# 所给文本
▼▼▼
最后,教育科研走向世界。30年来我国教育从封闭走向开放,走向国际化。我们大量引进借鉴世界教育的新理念、新经验,促进了我国教育科学的发展,使我国教育科研呈现出百家争鸣、百花齐放的局面。在改革开放思想路线的指引下,我国教育科学也走向国际化。我们积极参加联合国教科文组织、联合国儿童基金会等国际组织的活动;参加了如世界比较教育学会联合会、世界教师教育协会联合会、国际教育评价协会等国际民间组织的会议;我们还在国内组织了多次国际教育会议;科研人员的交往、留学生的互换、学术资源的交流更是日益频繁。这不仅使我们了解了世界,也让世界了解了我们。
三、中国教育科学现代化之路任重道远
新中国成立60年来,中国教育科学走过了一条曲折坎坷之路,改革开放迎来了教育科学的春天。在党的正确路线的阳光照耀下,在广大教育工作者的努力灌溉下,中国教育科学已经长成参天大树。但是要建设有中国特色社会主义教育理论体系,同志尚需努力。特别要正确处理好几个关系。
▲▲▲
# 所给资料
▼▼▼
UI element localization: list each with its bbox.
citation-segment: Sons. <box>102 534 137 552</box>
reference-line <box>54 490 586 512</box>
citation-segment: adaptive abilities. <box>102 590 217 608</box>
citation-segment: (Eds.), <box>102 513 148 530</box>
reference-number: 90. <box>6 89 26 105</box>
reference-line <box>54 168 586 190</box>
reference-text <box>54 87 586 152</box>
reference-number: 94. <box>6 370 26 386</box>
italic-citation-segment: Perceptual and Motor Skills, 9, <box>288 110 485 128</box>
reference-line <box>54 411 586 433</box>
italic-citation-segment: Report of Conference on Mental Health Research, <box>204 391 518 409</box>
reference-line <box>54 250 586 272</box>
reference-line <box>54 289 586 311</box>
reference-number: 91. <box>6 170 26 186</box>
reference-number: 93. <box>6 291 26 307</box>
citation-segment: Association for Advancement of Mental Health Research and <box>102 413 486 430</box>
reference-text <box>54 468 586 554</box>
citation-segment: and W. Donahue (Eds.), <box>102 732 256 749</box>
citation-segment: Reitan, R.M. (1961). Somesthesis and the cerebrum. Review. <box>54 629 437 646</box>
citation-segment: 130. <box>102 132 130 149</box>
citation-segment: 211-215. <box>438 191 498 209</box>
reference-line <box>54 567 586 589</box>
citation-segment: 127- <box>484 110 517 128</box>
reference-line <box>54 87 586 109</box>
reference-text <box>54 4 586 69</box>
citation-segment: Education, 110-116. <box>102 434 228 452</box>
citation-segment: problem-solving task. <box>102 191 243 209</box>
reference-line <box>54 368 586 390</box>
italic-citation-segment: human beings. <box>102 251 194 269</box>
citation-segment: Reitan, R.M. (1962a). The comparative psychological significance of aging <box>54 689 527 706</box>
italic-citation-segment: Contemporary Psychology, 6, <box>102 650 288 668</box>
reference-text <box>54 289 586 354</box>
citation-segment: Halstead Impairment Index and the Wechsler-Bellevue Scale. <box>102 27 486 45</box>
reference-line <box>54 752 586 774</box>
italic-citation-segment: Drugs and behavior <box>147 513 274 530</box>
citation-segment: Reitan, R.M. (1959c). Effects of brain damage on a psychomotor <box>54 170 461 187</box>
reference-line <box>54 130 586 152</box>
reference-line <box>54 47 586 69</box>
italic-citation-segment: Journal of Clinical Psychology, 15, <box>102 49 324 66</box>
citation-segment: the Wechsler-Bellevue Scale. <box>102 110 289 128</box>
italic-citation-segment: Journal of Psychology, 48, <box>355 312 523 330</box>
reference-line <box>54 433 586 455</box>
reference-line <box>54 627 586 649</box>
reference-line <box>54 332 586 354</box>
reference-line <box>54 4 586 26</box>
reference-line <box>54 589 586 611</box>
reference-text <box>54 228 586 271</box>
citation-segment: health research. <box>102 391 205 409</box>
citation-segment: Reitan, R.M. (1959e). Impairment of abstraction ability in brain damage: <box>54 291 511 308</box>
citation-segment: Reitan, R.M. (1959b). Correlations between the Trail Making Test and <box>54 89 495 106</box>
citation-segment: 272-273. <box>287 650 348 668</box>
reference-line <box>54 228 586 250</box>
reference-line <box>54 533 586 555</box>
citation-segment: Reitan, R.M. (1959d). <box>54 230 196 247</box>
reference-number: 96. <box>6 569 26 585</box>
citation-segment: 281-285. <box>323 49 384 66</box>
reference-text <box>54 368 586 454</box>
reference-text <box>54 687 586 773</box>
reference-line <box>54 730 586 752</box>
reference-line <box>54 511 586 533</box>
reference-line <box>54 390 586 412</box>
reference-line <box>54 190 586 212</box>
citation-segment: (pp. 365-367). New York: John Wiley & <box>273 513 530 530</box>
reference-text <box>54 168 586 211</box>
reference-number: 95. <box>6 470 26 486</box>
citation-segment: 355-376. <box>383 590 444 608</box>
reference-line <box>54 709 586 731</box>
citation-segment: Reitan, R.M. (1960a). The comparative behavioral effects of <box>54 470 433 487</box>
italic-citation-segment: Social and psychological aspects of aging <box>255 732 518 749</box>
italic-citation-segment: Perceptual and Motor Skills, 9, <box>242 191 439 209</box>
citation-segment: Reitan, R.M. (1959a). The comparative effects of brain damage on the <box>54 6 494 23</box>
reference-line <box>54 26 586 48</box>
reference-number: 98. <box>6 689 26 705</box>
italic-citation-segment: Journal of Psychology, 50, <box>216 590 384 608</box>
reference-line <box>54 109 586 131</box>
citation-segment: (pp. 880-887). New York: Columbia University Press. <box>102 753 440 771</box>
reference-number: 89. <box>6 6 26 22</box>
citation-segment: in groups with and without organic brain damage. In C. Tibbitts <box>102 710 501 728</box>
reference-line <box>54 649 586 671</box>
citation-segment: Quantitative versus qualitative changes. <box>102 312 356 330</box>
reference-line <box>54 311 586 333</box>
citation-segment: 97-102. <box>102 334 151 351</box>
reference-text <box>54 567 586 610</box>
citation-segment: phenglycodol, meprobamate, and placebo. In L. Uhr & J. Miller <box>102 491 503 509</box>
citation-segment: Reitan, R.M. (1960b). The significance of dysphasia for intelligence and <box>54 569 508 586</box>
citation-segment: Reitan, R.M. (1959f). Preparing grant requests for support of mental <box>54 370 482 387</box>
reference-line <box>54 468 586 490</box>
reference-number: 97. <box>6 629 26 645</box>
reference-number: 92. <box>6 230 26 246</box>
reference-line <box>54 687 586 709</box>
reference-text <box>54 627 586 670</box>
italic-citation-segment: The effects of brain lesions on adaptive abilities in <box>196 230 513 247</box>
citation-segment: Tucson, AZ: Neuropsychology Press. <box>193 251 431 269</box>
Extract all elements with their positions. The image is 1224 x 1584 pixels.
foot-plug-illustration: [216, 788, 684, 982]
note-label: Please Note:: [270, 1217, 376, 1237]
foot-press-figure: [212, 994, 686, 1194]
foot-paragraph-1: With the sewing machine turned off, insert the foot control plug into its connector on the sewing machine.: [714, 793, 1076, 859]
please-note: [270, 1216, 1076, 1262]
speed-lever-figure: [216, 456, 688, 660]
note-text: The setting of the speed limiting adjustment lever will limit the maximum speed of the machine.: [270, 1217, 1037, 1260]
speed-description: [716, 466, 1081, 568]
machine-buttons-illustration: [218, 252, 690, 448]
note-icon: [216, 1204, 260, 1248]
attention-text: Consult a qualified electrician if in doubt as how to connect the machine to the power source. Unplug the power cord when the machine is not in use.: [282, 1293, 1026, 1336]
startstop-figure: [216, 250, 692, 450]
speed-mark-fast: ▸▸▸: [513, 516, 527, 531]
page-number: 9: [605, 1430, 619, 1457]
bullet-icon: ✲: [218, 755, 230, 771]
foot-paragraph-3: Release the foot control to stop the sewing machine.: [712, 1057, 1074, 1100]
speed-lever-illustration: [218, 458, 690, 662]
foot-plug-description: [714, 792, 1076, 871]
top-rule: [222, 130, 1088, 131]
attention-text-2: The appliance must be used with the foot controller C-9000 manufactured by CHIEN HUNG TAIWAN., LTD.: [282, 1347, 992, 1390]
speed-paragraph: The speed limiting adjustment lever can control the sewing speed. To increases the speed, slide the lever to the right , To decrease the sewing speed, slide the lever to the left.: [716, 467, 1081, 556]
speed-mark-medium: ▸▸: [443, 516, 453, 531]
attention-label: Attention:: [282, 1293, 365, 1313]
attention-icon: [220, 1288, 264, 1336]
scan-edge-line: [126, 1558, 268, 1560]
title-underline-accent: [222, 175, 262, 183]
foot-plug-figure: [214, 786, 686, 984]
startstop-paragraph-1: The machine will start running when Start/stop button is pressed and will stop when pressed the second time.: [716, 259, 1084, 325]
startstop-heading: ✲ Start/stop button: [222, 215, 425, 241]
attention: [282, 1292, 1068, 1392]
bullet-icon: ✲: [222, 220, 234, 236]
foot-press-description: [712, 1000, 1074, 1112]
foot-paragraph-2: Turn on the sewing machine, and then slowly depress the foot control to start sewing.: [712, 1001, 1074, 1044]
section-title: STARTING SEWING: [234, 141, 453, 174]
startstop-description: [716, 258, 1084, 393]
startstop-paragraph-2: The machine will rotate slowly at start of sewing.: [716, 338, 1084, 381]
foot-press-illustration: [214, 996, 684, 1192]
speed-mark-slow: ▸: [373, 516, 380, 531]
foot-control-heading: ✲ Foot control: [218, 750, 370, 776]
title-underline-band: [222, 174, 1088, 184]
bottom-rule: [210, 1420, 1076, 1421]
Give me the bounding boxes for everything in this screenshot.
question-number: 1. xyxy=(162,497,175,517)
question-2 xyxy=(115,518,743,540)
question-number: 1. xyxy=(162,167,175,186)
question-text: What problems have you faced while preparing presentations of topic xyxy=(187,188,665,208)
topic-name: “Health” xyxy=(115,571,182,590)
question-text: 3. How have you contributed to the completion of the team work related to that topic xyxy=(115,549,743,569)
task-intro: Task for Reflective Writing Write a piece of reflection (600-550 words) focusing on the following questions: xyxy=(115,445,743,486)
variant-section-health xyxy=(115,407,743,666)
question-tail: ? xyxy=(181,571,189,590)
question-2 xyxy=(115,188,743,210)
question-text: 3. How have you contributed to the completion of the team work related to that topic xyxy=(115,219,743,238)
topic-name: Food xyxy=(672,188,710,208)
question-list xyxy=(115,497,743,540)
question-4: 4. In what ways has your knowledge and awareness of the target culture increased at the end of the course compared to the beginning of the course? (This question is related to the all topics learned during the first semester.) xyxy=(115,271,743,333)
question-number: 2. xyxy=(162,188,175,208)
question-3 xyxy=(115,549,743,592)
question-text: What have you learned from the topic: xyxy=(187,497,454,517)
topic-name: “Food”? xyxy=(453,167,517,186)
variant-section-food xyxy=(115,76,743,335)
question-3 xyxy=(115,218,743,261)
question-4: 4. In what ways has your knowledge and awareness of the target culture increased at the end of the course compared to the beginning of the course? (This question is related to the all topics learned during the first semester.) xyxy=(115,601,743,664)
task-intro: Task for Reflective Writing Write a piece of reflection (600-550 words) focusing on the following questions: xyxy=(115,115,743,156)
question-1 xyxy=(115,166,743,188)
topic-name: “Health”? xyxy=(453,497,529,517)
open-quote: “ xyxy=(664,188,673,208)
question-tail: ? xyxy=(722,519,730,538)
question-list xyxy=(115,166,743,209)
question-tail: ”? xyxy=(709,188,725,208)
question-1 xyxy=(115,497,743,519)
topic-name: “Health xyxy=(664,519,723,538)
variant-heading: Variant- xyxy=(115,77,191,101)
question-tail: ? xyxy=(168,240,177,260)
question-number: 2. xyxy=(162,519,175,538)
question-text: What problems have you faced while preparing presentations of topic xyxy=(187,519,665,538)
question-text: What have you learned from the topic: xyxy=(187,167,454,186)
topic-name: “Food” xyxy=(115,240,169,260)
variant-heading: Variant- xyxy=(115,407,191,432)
▲▲▲
# 题目要求
照录所给文本中自“最后,教育科研走向世界。30”起至“同志尚需努力。特别要正确处理好几个关系。”止的内容,首尾两处均包括在内。 完成此题无需用到上述列表。

# 答案部分
最后,教育科研走向世界。30年来我国教育从封闭走向开放,走向国际化。我们大量引进借鉴世界教育的新理念、新经验,促进了我国教育科学的发展,使我国教育科研呈现出百家争鸣、百花齐放的局面。在改革开放思想路线的指引下,我国教育科学也走向国际化。我们积极参加联合国教科文组织、联合国儿童基金会等国际组织的活动;参加了如世界比较教育学会联合会、世界教师教育协会联合会、国际教育评价协会等国际民间组织的会议;我们还在国内组织了多次国际教育会议;科研人员的交往、留学生的互换、学术资源的交流更是日益频繁。这不仅使我们了解了世界,也让世界了解了我们。
三、中国教育科学现代化之路任重道远
新中国成立60年来,中国教育科学走过了一条曲折坎坷之路,改革开放迎来了教育科学的春天。在党的正确路线的阳光照耀下,在广大教育工作者的努力灌溉下,中国教育科学已经长成参天大树。但是要建设有中国特色社会主义教育理论体系,同志尚需努力。特别要正确处理好几个关系。